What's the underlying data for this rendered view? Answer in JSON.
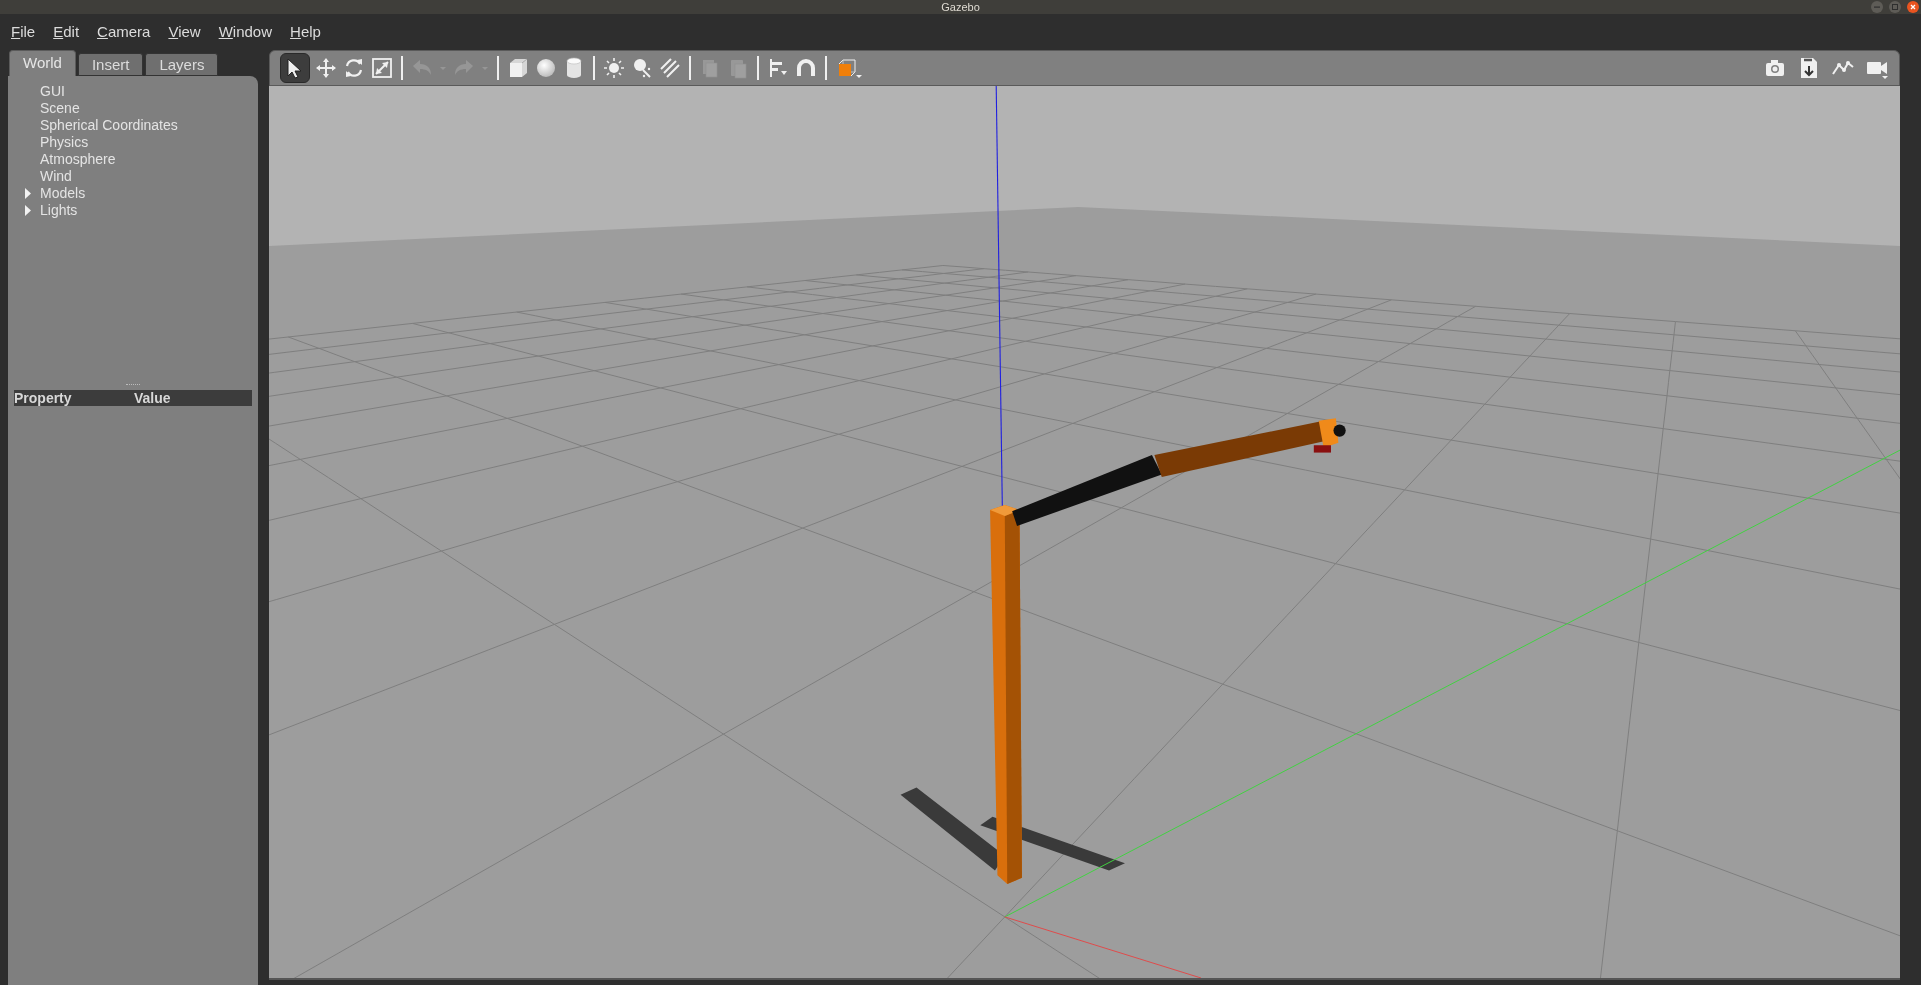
{
  "window": {
    "title": "Gazebo"
  },
  "menu": [
    "File",
    "Edit",
    "Camera",
    "View",
    "Window",
    "Help"
  ],
  "tabs": [
    {
      "label": "World",
      "selected": true
    },
    {
      "label": "Insert",
      "selected": false
    },
    {
      "label": "Layers",
      "selected": false
    }
  ],
  "tree": [
    {
      "label": "GUI",
      "kind": "leaf"
    },
    {
      "label": "Scene",
      "kind": "leaf"
    },
    {
      "label": "Spherical Coordinates",
      "kind": "leaf"
    },
    {
      "label": "Physics",
      "kind": "leaf"
    },
    {
      "label": "Atmosphere",
      "kind": "leaf"
    },
    {
      "label": "Wind",
      "kind": "leaf"
    },
    {
      "label": "Models",
      "kind": "group",
      "expanded": false
    },
    {
      "label": "Lights",
      "kind": "group",
      "expanded": false
    }
  ],
  "property_table": {
    "columns": [
      "Property",
      "Value"
    ]
  },
  "toolbar": {
    "tools": [
      {
        "kind": "select",
        "selected": true,
        "disabled": false
      },
      {
        "kind": "translate",
        "selected": false,
        "disabled": false
      },
      {
        "kind": "rotate",
        "selected": false,
        "disabled": false
      },
      {
        "kind": "scale",
        "selected": false,
        "disabled": false
      },
      {
        "kind": "separator"
      },
      {
        "kind": "undo",
        "selected": false,
        "disabled": true
      },
      {
        "kind": "caret",
        "selected": false,
        "disabled": true
      },
      {
        "kind": "redo",
        "selected": false,
        "disabled": true
      },
      {
        "kind": "caret",
        "selected": false,
        "disabled": true
      },
      {
        "kind": "separator"
      },
      {
        "kind": "box",
        "selected": false,
        "disabled": false
      },
      {
        "kind": "sphere",
        "selected": false,
        "disabled": false
      },
      {
        "kind": "cylinder",
        "selected": false,
        "disabled": false
      },
      {
        "kind": "separator"
      },
      {
        "kind": "sun",
        "selected": false,
        "disabled": false
      },
      {
        "kind": "point",
        "selected": false,
        "disabled": false
      },
      {
        "kind": "spot",
        "selected": false,
        "disabled": false
      },
      {
        "kind": "separator"
      },
      {
        "kind": "copy",
        "selected": false,
        "disabled": true
      },
      {
        "kind": "paste",
        "selected": false,
        "disabled": true
      },
      {
        "kind": "separator"
      },
      {
        "kind": "align",
        "selected": false,
        "disabled": false
      },
      {
        "kind": "magnet",
        "selected": false,
        "disabled": false
      },
      {
        "kind": "separator"
      },
      {
        "kind": "view",
        "selected": false,
        "disabled": false
      }
    ],
    "right_tools": [
      {
        "kind": "screenshot"
      },
      {
        "kind": "log"
      },
      {
        "kind": "plot"
      },
      {
        "kind": "video"
      }
    ]
  }
}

» **Request**
All of the entries need to be transcribed word for word; pictures are left out.

» **Correct response**
What's the underlying data for this rendered view? Answer in JSON.
{
  "window": {
    "title": "Gazebo"
  },
  "menu": [
    "File",
    "Edit",
    "Camera",
    "View",
    "Window",
    "Help"
  ],
  "tabs": [
    {
      "label": "World",
      "selected": true
    },
    {
      "label": "Insert",
      "selected": false
    },
    {
      "label": "Layers",
      "selected": false
    }
  ],
  "tree": [
    {
      "label": "GUI",
      "kind": "leaf"
    },
    {
      "label": "Scene",
      "kind": "leaf"
    },
    {
      "label": "Spherical Coordinates",
      "kind": "leaf"
    },
    {
      "label": "Physics",
      "kind": "leaf"
    },
    {
      "label": "Atmosphere",
      "kind": "leaf"
    },
    {
      "label": "Wind",
      "kind": "leaf"
    },
    {
      "label": "Models",
      "kind": "group",
      "expanded": false
    },
    {
      "label": "Lights",
      "kind": "group",
      "expanded": false
    }
  ],
  "property_table": {
    "columns": [
      "Property",
      "Value"
    ]
  },
  "toolbar": {
    "tools": [
      {
        "kind": "select",
        "selected": true,
        "disabled": false
      },
      {
        "kind": "translate",
        "selected": false,
        "disabled": false
      },
      {
        "kind": "rotate",
        "selected": false,
        "disabled": false
      },
      {
        "kind": "scale",
        "selected": false,
        "disabled": false
      },
      {
        "kind": "separator"
      },
      {
        "kind": "undo",
        "selected": false,
        "disabled": true
      },
      {
        "kind": "caret",
        "selected": false,
        "disabled": true
      },
      {
        "kind": "redo",
        "selected": false,
        "disabled": true
      },
      {
        "kind": "caret",
        "selected": false,
        "disabled": true
      },
      {
        "kind": "separator"
      },
      {
        "kind": "box",
        "selected": false,
        "disabled": false
      },
      {
        "kind": "sphere",
        "selected": false,
        "disabled": false
      },
      {
        "kind": "cylinder",
        "selected": false,
        "disabled": false
      },
      {
        "kind": "separator"
      },
      {
        "kind": "sun",
        "selected": false,
        "disabled": false
      },
      {
        "kind": "point",
        "selected": false,
        "disabled": false
      },
      {
        "kind": "spot",
        "selected": false,
        "disabled": false
      },
      {
        "kind": "separator"
      },
      {
        "kind": "copy",
        "selected": false,
        "disabled": true
      },
      {
        "kind": "paste",
        "selected": false,
        "disabled": true
      },
      {
        "kind": "separator"
      },
      {
        "kind": "align",
        "selected": false,
        "disabled": false
      },
      {
        "kind": "magnet",
        "selected": false,
        "disabled": false
      },
      {
        "kind": "separator"
      },
      {
        "kind": "view",
        "selected": false,
        "disabled": false
      }
    ],
    "right_tools": [
      {
        "kind": "screenshot"
      },
      {
        "kind": "log"
      },
      {
        "kind": "plot"
      },
      {
        "kind": "video"
      }
    ]
  }
}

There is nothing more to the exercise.